▶ **Aim of the task**
Whenever a line contains the string "FRITZ", copy it out of the entries.

━━━━━━━━━━━━━━━━━━━━

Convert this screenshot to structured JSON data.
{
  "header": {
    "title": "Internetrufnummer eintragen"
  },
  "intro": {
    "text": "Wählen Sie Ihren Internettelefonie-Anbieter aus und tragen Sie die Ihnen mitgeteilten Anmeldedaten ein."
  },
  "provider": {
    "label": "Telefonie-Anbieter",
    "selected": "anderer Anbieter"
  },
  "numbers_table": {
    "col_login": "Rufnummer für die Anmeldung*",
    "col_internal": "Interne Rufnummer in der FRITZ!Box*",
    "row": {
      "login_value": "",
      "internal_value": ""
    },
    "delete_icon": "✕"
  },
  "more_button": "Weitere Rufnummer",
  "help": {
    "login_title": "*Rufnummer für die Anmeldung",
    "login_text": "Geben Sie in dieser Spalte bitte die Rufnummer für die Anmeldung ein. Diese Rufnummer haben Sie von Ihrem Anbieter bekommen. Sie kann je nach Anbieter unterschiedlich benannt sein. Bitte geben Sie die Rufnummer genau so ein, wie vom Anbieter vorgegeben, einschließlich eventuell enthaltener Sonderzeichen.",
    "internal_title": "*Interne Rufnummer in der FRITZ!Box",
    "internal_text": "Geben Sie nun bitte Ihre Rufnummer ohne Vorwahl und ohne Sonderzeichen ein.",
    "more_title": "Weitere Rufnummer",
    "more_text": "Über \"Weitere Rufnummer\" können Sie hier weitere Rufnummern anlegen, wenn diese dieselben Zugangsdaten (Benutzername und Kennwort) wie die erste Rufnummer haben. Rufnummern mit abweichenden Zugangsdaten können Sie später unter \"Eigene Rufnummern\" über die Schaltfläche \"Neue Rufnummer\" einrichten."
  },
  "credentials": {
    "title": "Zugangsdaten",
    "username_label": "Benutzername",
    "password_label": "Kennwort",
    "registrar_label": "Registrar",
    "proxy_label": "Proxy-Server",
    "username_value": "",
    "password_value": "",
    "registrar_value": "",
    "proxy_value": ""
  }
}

━━━━━━━━━━━━━━━━━━━━

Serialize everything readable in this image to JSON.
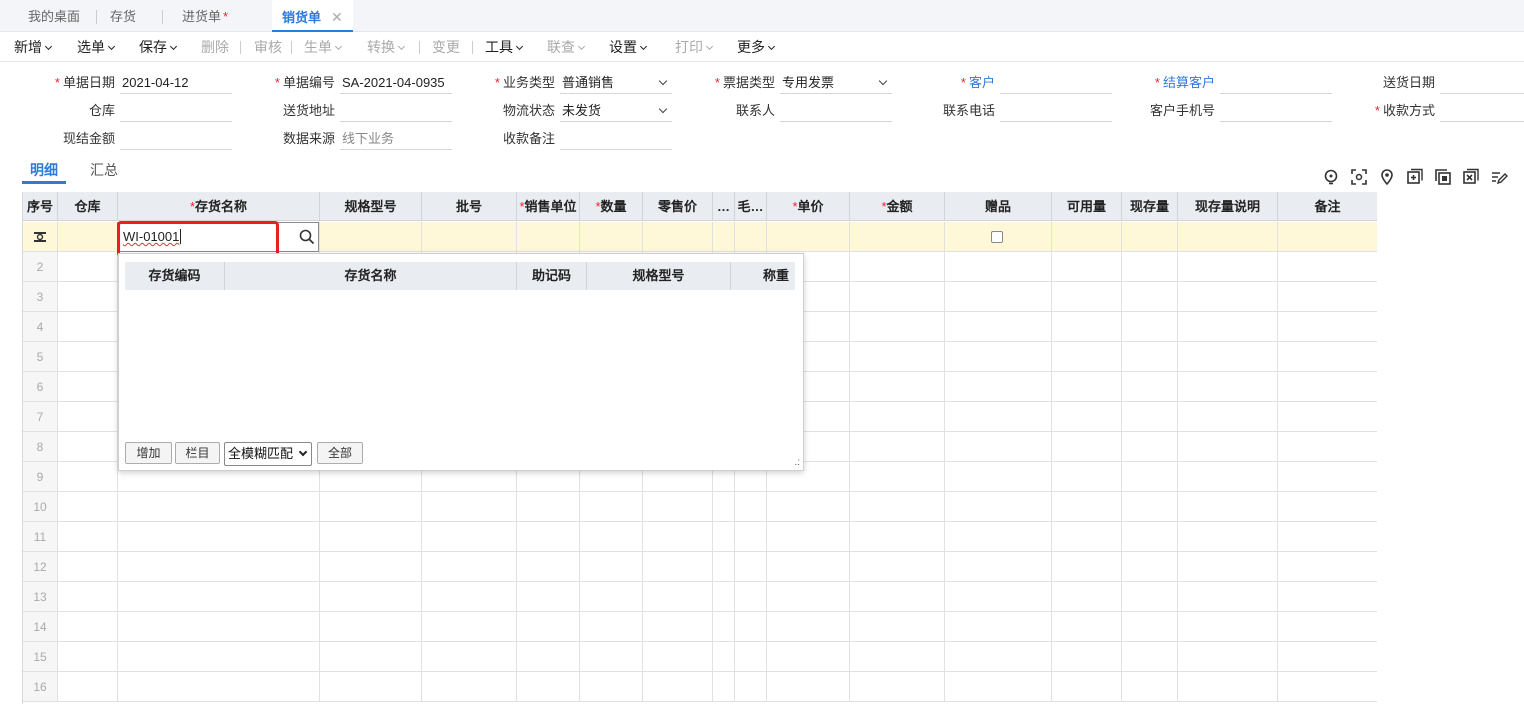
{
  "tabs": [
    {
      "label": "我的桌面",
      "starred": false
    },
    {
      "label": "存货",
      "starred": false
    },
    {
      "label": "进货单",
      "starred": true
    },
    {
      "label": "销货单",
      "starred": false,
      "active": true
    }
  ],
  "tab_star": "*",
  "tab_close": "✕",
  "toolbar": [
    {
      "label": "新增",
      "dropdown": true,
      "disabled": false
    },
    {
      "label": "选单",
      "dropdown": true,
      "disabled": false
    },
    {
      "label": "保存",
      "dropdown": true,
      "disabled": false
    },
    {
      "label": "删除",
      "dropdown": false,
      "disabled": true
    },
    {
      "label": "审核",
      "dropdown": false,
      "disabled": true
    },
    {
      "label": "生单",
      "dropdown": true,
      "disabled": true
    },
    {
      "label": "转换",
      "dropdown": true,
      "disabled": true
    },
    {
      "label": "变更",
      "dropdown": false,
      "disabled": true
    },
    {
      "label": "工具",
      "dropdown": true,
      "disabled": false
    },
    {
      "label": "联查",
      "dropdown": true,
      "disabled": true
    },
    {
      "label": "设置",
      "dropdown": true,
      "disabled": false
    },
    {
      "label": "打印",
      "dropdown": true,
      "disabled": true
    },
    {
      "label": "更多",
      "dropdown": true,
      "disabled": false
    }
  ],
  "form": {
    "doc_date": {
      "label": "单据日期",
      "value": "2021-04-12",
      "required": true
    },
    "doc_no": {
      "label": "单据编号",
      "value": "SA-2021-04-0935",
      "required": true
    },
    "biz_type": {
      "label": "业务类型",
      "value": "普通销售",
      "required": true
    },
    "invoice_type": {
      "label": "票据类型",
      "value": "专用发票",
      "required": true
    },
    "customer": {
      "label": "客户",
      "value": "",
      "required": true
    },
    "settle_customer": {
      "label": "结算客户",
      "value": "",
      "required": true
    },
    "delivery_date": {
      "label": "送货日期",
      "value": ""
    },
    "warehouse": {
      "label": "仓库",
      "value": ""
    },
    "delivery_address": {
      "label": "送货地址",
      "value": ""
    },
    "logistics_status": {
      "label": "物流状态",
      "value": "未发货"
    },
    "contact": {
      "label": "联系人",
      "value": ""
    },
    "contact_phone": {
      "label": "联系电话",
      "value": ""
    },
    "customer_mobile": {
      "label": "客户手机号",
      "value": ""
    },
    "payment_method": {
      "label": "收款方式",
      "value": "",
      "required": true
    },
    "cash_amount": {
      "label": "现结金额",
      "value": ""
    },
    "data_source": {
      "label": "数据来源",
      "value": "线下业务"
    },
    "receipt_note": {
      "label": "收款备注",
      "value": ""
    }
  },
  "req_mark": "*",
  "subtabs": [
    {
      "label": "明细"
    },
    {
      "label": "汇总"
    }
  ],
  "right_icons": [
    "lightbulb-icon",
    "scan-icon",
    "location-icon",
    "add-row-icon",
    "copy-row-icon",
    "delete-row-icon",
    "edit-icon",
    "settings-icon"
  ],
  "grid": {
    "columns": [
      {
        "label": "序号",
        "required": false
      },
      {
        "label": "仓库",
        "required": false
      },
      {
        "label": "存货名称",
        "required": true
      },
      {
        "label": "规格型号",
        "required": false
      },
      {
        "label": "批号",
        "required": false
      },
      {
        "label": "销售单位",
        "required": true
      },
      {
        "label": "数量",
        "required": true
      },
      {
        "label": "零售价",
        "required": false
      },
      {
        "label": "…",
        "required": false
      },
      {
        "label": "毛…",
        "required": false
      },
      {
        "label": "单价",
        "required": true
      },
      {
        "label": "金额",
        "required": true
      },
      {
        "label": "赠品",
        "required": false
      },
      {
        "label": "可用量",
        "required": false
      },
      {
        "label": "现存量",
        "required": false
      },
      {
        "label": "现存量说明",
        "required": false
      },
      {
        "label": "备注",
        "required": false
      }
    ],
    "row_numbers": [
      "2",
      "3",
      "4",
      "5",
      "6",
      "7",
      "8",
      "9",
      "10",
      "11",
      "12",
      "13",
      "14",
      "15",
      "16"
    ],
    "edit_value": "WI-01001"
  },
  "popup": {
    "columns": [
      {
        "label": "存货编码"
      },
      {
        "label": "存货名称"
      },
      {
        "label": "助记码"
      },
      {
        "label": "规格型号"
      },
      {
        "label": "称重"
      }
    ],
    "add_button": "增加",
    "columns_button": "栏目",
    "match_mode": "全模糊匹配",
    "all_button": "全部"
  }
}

━━━━━━━━━━━━━━━━━━━━

▶ **Answer**
    "col_internal": "Interne Rufnummer in der FRITZ!Box*",
    "internal_title": "*Interne Rufnummer in der FRITZ!Box",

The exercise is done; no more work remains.